** Aim of the exercise **
Output every record word for word.

-- begin Extracted data --

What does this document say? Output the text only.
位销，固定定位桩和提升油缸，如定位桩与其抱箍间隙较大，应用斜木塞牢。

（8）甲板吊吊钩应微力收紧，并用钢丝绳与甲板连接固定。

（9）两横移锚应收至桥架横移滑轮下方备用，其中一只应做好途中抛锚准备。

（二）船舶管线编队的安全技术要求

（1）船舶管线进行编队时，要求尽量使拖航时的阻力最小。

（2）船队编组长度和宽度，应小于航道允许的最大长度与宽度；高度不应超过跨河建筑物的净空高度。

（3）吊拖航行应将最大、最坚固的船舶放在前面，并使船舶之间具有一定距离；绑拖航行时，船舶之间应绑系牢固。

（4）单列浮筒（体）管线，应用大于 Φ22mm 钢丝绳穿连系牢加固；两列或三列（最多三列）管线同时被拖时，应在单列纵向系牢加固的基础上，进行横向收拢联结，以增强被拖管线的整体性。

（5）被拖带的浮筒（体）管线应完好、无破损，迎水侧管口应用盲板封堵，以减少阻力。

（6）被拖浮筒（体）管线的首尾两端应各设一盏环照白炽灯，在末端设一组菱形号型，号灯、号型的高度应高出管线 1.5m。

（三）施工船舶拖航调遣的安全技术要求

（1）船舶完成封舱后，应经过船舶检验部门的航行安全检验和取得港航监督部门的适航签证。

-- end Extracted data --

** Solved problem **
What does this document say? Output the text only.
位销，固定定位桩和提升油缸，如定位桩与其抱箍间隙较大，应用斜木塞牢。

（8）甲板吊吊钩应微力收紧，并用钢丝绳与甲板连接固定。

（9）两横移锚应收至桥架横移滑轮下方备用，其中一只应做好途中抛锚准备。

（二）船舶管线编队的安全技术要求

（1）船舶管线进行编队时，要求尽量使拖航时的阻力最小。

（2）船队编组长度和宽度，应小于航道允许的最大长度与宽度；高度不应超过跨河建筑物的净空高度。

（3）吊拖航行应将最大、最坚固的船舶放在前面，并使船舶之间具有一定距离；绑拖航行时，船舶之间应绑系牢固。

（4）单列浮筒（体）管线，应用大于 Φ22mm 钢丝绳穿连系牢加固；两列或三列（最多三列）管线同时被拖时，应在单列纵向系牢加固的基础上，进行横向收拢联结，以增强被拖管线的整体性。

（5）被拖带的浮筒（体）管线应完好、无破损，迎水侧管口应用盲板封堵，以减少阻力。

（6）被拖浮筒（体）管线的首尾两端应各设一盏环照白炽灯，在末端设一组菱形号型，号灯、号型的高度应高出管线 1.5m。

（三）施工船舶拖航调遣的安全技术要求

（1）船舶完成封舱后，应经过船舶检验部门的航行安全检验和取得港航监督部门的适航签证。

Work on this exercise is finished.